-- WHAT YOU HAVE TO DO --
From the entries provided below, copy each line that contains the word "Frocks".

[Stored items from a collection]

=====

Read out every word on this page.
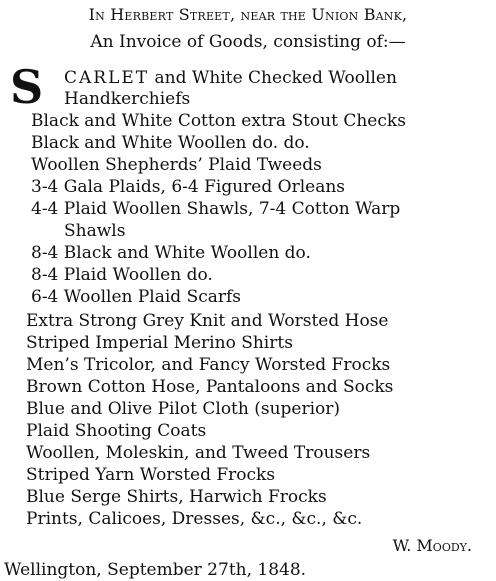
In Herbert Street, near the Union Bank,
An Invoice of Goods, consisting of:—
S CARLET and White Checked Woollen
Handkerchiefs
Black and White Cotton extra Stout Checks
Black and White Woollen do. do.
Woollen Shepherds’ Plaid Tweeds
3-4 Gala Plaids, 6-4 Figured Orleans
4-4 Plaid Woollen Shawls, 7-4 Cotton Warp
Shawls
8-4 Black and White Woollen do.
8-4 Plaid Woollen do.
6-4 Woollen Plaid Scarfs
Extra Strong Grey Knit and Worsted Hose
Striped Imperial Merino Shirts
Men’s Tricolor, and Fancy Worsted Frocks
Brown Cotton Hose, Pantaloons and Socks
Blue and Olive Pilot Cloth (superior)
Plaid Shooting Coats
Woollen, Moleskin, and Tweed Trousers
Striped Yarn Worsted Frocks
Blue Serge Shirts, Harwich Frocks
Prints, Calicoes, Dresses, &c., &c., &c.
W. Moody.
Wellington, September 27th, 1848.
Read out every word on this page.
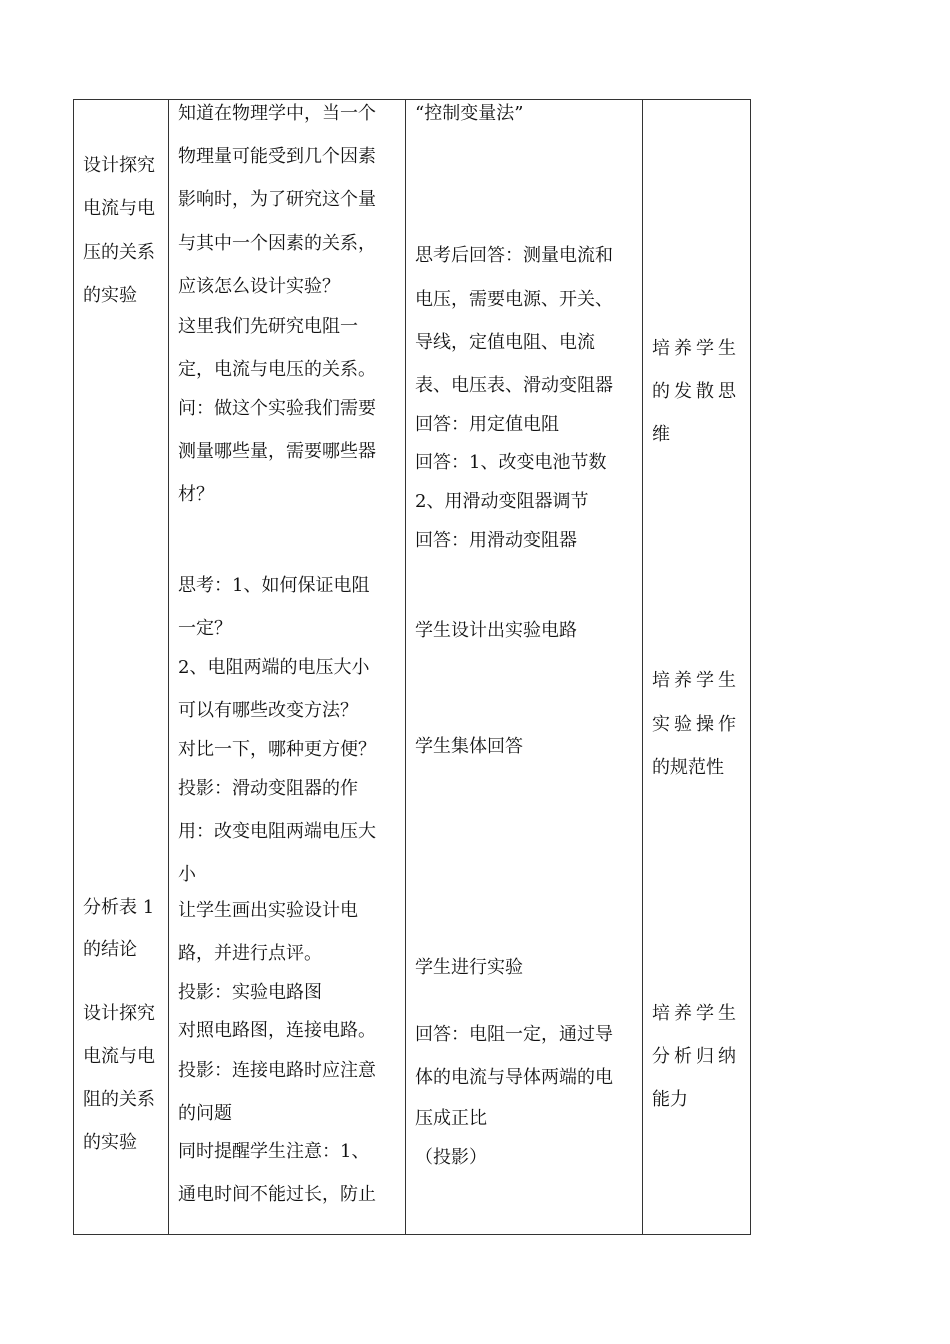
设计探究
电流与电
压的关系
的实验
分析表 1
的结论
设计探究
电流与电
阻的关系
的实验
知道在物理学中，当一个
物理量可能受到几个因素
影响时，为了研究这个量
与其中一个因素的关系，
应该怎么设计实验？
这里我们先研究电阻一
定，电流与电压的关系。
问：做这个实验我们需要
测量哪些量，需要哪些器
材？
思考：1、如何保证电阻
一定？
2、电阻两端的电压大小
可以有哪些改变方法？
对比一下，哪种更方便？
投影：滑动变阻器的作
用：改变电阻两端电压大
小
让学生画出实验设计电
路，并进行点评。
投影：实验电路图
对照电路图，连接电路。
投影：连接电路时应注意
的问题
同时提醒学生注意：1、
通电时间不能过长，防止
“控制变量法”
思考后回答：测量电流和
电压，需要电源、开关、
导线，定值电阻、电流
表、电压表、滑动变阻器
回答：用定值电阻
回答：1、改变电池节数
2、用滑动变阻器调节
回答：用滑动变阻器
学生设计出实验电路
学生集体回答
学生进行实验
回答：电阻一定，通过导
体的电流与导体两端的电
压成正比
（投影）
培养学生
的发散思
维
培养学生
实验操作
的规范性
培养学生
分析归纳
能力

=====

-- ANSWER TO THIS PROBLEM --
Men’s Tricolor, and Fancy Worsted Frocks
Striped Yarn Worsted Frocks
Blue Serge Shirts, Harwich Frocks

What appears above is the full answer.